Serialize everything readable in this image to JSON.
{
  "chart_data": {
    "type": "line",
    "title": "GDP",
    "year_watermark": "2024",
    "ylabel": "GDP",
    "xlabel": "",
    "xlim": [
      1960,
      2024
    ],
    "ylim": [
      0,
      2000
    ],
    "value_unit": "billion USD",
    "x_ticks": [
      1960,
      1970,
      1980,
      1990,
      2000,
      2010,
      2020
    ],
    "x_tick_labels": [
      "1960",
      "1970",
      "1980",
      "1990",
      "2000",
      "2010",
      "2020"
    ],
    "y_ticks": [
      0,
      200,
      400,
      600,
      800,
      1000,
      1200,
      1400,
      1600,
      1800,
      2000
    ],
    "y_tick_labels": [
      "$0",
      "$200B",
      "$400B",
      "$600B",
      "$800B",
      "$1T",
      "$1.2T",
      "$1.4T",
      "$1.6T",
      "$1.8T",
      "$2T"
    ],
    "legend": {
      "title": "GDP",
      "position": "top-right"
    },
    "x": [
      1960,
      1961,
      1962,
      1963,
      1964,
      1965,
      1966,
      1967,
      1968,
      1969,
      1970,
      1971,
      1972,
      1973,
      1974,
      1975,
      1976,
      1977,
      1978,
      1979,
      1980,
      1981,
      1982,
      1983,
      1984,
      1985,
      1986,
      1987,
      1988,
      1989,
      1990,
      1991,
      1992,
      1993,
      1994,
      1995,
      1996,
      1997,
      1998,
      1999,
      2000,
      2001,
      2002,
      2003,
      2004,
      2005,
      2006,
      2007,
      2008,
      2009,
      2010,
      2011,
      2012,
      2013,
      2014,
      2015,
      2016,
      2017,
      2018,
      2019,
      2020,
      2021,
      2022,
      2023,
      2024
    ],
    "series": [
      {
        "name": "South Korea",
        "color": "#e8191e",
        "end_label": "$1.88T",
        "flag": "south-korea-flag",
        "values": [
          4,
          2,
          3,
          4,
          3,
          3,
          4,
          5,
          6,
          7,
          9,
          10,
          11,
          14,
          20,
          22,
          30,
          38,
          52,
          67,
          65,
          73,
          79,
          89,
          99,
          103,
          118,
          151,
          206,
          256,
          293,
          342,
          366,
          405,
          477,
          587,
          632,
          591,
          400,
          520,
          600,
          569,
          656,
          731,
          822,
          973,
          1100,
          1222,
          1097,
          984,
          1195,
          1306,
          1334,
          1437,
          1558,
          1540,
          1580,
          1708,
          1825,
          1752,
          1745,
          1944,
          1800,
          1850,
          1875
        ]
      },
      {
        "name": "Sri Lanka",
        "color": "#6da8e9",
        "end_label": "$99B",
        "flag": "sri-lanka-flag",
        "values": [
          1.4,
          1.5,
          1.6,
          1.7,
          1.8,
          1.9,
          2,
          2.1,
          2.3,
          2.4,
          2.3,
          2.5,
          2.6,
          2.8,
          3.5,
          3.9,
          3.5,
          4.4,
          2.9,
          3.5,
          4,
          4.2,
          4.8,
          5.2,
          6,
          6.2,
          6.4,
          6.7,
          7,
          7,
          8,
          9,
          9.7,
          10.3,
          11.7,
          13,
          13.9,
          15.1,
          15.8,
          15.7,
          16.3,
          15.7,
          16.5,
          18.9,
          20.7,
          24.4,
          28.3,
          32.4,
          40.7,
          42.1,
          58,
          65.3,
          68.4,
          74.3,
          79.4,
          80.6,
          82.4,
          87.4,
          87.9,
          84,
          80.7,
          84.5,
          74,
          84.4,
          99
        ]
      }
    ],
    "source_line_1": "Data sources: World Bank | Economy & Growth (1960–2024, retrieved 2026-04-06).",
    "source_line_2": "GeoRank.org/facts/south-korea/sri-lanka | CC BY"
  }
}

Problem details:
Reproduce the complete data exactly as presented above.

Final answer:
Serialize everything readable in this image to JSON.
{
  "chart_data": {
    "type": "line",
    "title": "GDP",
    "year_watermark": "2024",
    "ylabel": "GDP",
    "xlabel": "",
    "xlim": [
      1960,
      2024
    ],
    "ylim": [
      0,
      2000
    ],
    "value_unit": "billion USD",
    "x_ticks": [
      1960,
      1970,
      1980,
      1990,
      2000,
      2010,
      2020
    ],
    "x_tick_labels": [
      "1960",
      "1970",
      "1980",
      "1990",
      "2000",
      "2010",
      "2020"
    ],
    "y_ticks": [
      0,
      200,
      400,
      600,
      800,
      1000,
      1200,
      1400,
      1600,
      1800,
      2000
    ],
    "y_tick_labels": [
      "$0",
      "$200B",
      "$400B",
      "$600B",
      "$800B",
      "$1T",
      "$1.2T",
      "$1.4T",
      "$1.6T",
      "$1.8T",
      "$2T"
    ],
    "legend": {
      "title": "GDP",
      "position": "top-right"
    },
    "x": [
      1960,
      1961,
      1962,
      1963,
      1964,
      1965,
      1966,
      1967,
      1968,
      1969,
      1970,
      1971,
      1972,
      1973,
      1974,
      1975,
      1976,
      1977,
      1978,
      1979,
      1980,
      1981,
      1982,
      1983,
      1984,
      1985,
      1986,
      1987,
      1988,
      1989,
      1990,
      1991,
      1992,
      1993,
      1994,
      1995,
      1996,
      1997,
      1998,
      1999,
      2000,
      2001,
      2002,
      2003,
      2004,
      2005,
      2006,
      2007,
      2008,
      2009,
      2010,
      2011,
      2012,
      2013,
      2014,
      2015,
      2016,
      2017,
      2018,
      2019,
      2020,
      2021,
      2022,
      2023,
      2024
    ],
    "series": [
      {
        "name": "South Korea",
        "color": "#e8191e",
        "end_label": "$1.88T",
        "flag": "south-korea-flag",
        "values": [
          4,
          2,
          3,
          4,
          3,
          3,
          4,
          5,
          6,
          7,
          9,
          10,
          11,
          14,
          20,
          22,
          30,
          38,
          52,
          67,
          65,
          73,
          79,
          89,
          99,
          103,
          118,
          151,
          206,
          256,
          293,
          342,
          366,
          405,
          477,
          587,
          632,
          591,
          400,
          520,
          600,
          569,
          656,
          731,
          822,
          973,
          1100,
          1222,
          1097,
          984,
          1195,
          1306,
          1334,
          1437,
          1558,
          1540,
          1580,
          1708,
          1825,
          1752,
          1745,
          1944,
          1800,
          1850,
          1875
        ]
      },
      {
        "name": "Sri Lanka",
        "color": "#6da8e9",
        "end_label": "$99B",
        "flag": "sri-lanka-flag",
        "values": [
          1.4,
          1.5,
          1.6,
          1.7,
          1.8,
          1.9,
          2,
          2.1,
          2.3,
          2.4,
          2.3,
          2.5,
          2.6,
          2.8,
          3.5,
          3.9,
          3.5,
          4.4,
          2.9,
          3.5,
          4,
          4.2,
          4.8,
          5.2,
          6,
          6.2,
          6.4,
          6.7,
          7,
          7,
          8,
          9,
          9.7,
          10.3,
          11.7,
          13,
          13.9,
          15.1,
          15.8,
          15.7,
          16.3,
          15.7,
          16.5,
          18.9,
          20.7,
          24.4,
          28.3,
          32.4,
          40.7,
          42.1,
          58,
          65.3,
          68.4,
          74.3,
          79.4,
          80.6,
          82.4,
          87.4,
          87.9,
          84,
          80.7,
          84.5,
          74,
          84.4,
          99
        ]
      }
    ],
    "source_line_1": "Data sources: World Bank | Economy & Growth (1960–2024, retrieved 2026-04-06).",
    "source_line_2": "GeoRank.org/facts/south-korea/sri-lanka | CC BY"
  }
}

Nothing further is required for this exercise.